> **What you should do**: Answer with one number: the count of lines in this material that hold the word "Padi".

#####

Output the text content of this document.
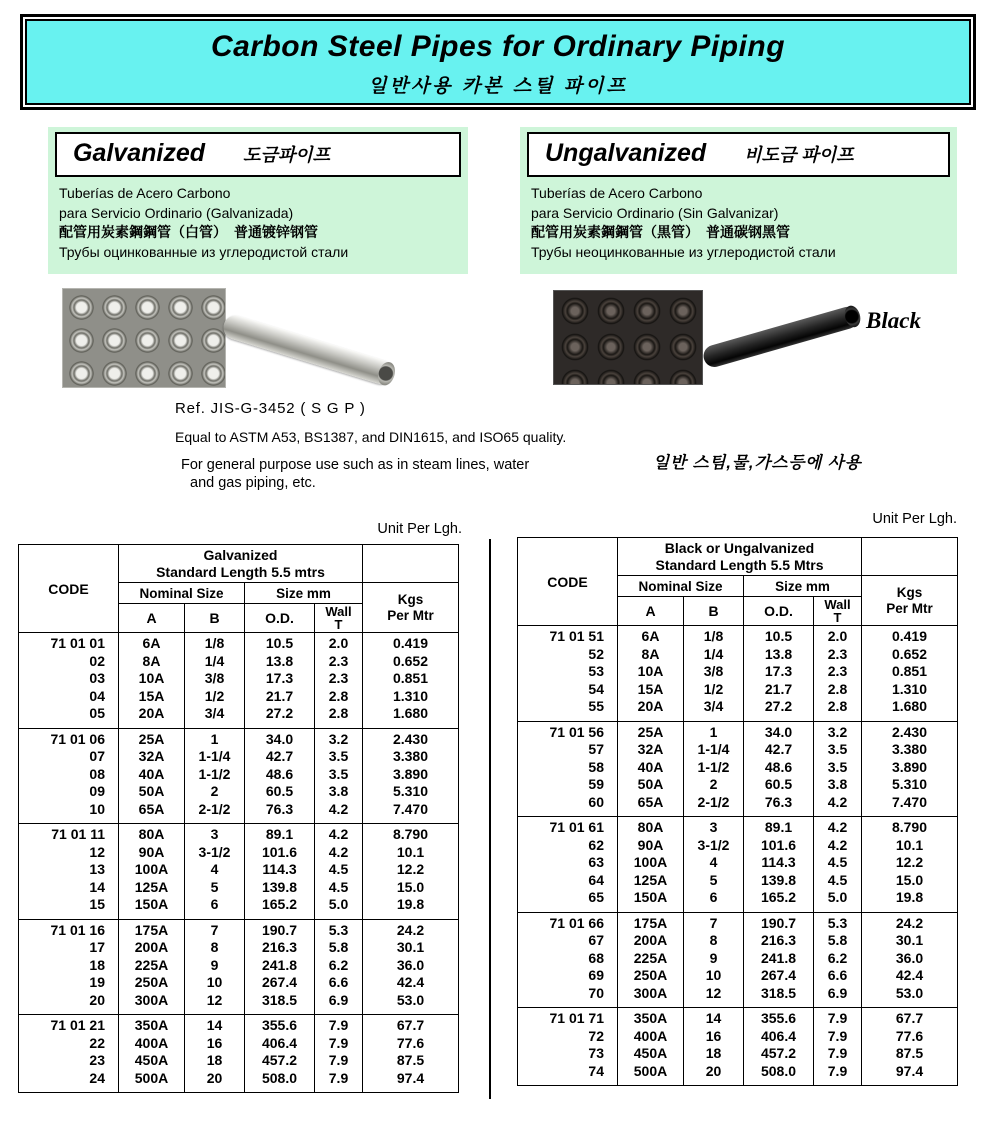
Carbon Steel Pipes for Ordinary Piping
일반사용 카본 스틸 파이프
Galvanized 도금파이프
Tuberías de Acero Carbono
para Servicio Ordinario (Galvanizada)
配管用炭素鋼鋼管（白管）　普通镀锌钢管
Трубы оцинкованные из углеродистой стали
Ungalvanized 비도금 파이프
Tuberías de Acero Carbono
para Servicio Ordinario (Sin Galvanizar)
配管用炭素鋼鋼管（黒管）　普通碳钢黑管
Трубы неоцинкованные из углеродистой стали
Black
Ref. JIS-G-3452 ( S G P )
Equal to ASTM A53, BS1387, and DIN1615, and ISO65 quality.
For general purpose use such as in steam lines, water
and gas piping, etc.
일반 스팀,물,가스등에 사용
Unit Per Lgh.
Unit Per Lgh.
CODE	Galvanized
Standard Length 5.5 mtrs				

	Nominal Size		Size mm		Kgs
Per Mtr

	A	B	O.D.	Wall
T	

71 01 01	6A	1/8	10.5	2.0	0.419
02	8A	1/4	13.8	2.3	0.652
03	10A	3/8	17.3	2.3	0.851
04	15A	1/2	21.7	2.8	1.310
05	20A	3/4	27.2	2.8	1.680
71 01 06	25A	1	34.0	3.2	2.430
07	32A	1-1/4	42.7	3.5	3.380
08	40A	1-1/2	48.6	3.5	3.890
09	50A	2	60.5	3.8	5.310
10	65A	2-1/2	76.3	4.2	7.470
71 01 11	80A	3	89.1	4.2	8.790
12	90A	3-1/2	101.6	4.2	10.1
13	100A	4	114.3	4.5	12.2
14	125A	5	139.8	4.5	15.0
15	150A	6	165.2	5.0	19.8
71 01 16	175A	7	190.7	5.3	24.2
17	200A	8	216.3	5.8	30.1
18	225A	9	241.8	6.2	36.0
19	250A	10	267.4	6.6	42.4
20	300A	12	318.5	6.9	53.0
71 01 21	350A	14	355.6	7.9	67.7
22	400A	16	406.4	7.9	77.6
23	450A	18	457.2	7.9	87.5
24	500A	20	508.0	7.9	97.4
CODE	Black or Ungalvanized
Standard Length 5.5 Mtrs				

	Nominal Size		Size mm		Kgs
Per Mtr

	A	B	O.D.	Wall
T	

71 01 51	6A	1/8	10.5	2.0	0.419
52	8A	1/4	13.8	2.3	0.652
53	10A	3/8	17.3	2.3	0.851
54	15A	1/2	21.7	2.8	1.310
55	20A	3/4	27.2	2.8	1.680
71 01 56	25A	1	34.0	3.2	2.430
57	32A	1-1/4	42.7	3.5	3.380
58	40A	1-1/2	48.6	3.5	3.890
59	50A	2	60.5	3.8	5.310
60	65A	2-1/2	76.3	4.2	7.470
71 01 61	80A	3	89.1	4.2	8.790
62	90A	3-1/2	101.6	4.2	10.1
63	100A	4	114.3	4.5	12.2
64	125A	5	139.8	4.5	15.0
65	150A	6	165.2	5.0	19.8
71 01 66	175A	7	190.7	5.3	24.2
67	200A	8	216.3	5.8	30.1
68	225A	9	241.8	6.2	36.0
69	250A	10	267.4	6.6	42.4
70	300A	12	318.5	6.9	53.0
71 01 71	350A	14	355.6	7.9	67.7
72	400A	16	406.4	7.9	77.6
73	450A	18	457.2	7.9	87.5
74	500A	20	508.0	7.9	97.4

#####

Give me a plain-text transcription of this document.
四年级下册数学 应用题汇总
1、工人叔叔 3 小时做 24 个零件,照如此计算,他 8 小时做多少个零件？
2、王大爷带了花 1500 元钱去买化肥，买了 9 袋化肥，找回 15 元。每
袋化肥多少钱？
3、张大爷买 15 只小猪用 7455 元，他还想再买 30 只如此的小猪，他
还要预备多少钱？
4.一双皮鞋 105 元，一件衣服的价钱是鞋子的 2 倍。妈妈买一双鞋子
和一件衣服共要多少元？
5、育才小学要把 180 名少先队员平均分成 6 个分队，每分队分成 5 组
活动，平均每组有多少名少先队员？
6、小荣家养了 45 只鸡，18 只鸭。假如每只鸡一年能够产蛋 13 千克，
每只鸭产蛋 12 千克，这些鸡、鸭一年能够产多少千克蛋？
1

#####

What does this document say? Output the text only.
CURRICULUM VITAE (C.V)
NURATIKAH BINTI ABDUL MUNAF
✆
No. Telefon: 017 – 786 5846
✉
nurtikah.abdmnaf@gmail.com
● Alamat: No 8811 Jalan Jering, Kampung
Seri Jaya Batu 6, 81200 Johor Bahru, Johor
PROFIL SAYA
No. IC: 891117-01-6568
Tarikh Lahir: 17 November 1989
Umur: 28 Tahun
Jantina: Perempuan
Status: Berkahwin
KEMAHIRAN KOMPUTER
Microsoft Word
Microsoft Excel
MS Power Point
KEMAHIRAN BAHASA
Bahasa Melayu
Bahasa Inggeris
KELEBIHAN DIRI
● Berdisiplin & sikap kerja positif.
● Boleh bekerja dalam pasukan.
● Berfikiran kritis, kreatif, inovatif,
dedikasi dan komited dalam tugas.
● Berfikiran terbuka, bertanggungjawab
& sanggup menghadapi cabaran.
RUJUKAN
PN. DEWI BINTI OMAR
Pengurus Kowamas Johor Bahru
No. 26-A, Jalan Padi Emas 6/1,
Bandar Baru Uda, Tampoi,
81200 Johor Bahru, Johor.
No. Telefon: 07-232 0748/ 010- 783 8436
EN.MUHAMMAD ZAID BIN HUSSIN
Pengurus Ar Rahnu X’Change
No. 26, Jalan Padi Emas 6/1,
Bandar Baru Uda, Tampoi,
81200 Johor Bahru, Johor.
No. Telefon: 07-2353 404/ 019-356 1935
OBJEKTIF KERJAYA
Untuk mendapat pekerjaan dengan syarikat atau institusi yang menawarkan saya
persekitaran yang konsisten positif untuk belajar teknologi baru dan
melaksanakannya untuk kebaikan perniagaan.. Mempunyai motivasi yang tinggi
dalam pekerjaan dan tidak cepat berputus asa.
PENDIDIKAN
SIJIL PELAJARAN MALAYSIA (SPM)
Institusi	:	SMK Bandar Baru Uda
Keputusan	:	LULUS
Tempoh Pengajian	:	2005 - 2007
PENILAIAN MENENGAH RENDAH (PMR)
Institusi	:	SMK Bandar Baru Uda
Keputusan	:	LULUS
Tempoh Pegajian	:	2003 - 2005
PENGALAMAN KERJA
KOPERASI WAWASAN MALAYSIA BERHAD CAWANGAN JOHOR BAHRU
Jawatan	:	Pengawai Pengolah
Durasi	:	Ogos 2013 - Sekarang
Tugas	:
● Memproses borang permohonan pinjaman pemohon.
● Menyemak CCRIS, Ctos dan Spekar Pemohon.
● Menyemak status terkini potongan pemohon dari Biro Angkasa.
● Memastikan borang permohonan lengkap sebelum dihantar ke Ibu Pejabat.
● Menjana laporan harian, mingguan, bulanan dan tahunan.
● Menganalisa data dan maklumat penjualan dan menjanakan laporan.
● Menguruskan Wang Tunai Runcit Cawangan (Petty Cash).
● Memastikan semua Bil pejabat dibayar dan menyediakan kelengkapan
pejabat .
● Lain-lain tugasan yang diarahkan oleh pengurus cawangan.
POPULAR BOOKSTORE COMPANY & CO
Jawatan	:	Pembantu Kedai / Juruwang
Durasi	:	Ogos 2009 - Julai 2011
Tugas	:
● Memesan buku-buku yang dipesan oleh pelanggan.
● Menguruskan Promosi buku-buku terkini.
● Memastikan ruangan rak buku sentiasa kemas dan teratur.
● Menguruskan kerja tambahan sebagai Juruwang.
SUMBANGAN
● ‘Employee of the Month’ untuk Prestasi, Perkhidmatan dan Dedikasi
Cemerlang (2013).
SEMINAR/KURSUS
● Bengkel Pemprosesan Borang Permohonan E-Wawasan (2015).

#####

> **Response to the task**: 2